*To do*
Reproduce every line of the records below without any change.

*Entries provided*
BEGIN

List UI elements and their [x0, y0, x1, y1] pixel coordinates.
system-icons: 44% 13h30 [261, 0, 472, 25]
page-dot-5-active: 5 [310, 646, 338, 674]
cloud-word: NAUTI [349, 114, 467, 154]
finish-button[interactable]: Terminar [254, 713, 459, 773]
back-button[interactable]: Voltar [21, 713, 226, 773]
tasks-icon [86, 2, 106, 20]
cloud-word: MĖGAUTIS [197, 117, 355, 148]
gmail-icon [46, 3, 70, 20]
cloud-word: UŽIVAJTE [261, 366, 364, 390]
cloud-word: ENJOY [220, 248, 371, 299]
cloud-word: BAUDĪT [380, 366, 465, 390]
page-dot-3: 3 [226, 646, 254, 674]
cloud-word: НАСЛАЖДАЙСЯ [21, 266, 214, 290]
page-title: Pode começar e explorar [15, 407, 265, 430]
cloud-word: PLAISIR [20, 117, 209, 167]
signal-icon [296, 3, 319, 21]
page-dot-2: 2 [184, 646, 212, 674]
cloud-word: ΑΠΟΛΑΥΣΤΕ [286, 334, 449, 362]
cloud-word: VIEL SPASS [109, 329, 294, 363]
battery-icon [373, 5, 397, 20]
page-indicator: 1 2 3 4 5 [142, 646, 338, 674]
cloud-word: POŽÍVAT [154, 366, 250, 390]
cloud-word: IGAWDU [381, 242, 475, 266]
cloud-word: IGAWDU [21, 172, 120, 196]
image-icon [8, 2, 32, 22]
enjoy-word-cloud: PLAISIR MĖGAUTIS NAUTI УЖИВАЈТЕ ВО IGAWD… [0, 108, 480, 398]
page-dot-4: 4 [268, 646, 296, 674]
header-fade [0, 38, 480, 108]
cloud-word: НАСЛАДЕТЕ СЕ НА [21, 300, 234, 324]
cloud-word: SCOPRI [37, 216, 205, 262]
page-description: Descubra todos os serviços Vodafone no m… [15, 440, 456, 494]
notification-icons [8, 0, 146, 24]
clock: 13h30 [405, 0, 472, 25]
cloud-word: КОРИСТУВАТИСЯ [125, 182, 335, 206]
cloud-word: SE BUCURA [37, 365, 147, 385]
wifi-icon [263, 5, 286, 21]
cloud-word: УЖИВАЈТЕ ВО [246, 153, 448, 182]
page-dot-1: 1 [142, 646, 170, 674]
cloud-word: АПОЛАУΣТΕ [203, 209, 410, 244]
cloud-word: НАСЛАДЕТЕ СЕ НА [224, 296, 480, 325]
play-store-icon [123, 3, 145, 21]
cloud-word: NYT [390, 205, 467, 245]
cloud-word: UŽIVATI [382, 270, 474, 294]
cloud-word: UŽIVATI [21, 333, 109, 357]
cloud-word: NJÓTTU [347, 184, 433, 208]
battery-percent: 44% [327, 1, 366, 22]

END

*Solution to this problem*
List UI elements and their [x0, y0, x1, y1] pixel coordinates.
system-icons: 44% 13h30 [261, 0, 472, 25]
page-dot-5-active: 5 [310, 646, 338, 674]
cloud-word: NAUTI [349, 114, 467, 154]
finish-button[interactable]: Terminar [254, 713, 459, 773]
back-button[interactable]: Voltar [21, 713, 226, 773]
tasks-icon [86, 2, 106, 20]
cloud-word: MĖGAUTIS [197, 117, 355, 148]
gmail-icon [46, 3, 70, 20]
cloud-word: UŽIVAJTE [261, 366, 364, 390]
cloud-word: ENJOY [220, 248, 371, 299]
cloud-word: BAUDĪT [380, 366, 465, 390]
page-dot-3: 3 [226, 646, 254, 674]
cloud-word: НАСЛАЖДАЙСЯ [21, 266, 214, 290]
page-title: Pode começar e explorar [15, 407, 265, 430]
cloud-word: PLAISIR [20, 117, 209, 167]
signal-icon [296, 3, 319, 21]
page-dot-2: 2 [184, 646, 212, 674]
cloud-word: ΑΠΟΛΑΥΣΤΕ [286, 334, 449, 362]
cloud-word: VIEL SPASS [109, 329, 294, 363]
battery-icon [373, 5, 397, 20]
page-indicator: 1 2 3 4 5 [142, 646, 338, 674]
cloud-word: POŽÍVAT [154, 366, 250, 390]
cloud-word: IGAWDU [381, 242, 475, 266]
cloud-word: IGAWDU [21, 172, 120, 196]
image-icon [8, 2, 32, 22]
enjoy-word-cloud: PLAISIR MĖGAUTIS NAUTI УЖИВАЈТЕ ВО IGAWD… [0, 108, 480, 398]
page-dot-4: 4 [268, 646, 296, 674]
header-fade [0, 38, 480, 108]
cloud-word: НАСЛАДЕТЕ СЕ НА [21, 300, 234, 324]
cloud-word: SCOPRI [37, 216, 205, 262]
page-description: Descubra todos os serviços Vodafone no m… [15, 440, 456, 494]
notification-icons [8, 0, 146, 24]
clock: 13h30 [405, 0, 472, 25]
cloud-word: КОРИСТУВАТИСЯ [125, 182, 335, 206]
cloud-word: SE BUCURA [37, 365, 147, 385]
wifi-icon [263, 5, 286, 21]
cloud-word: УЖИВАЈТЕ ВО [246, 153, 448, 182]
page-dot-1: 1 [142, 646, 170, 674]
cloud-word: АПОЛАУΣТΕ [203, 209, 410, 244]
cloud-word: НАСЛАДЕТЕ СЕ НА [224, 296, 480, 325]
play-store-icon [123, 3, 145, 21]
cloud-word: NYT [390, 205, 467, 245]
cloud-word: UŽIVATI [382, 270, 474, 294]
cloud-word: UŽIVATI [21, 333, 109, 357]
cloud-word: NJÓTTU [347, 184, 433, 208]
battery-percent: 44% [327, 1, 366, 22]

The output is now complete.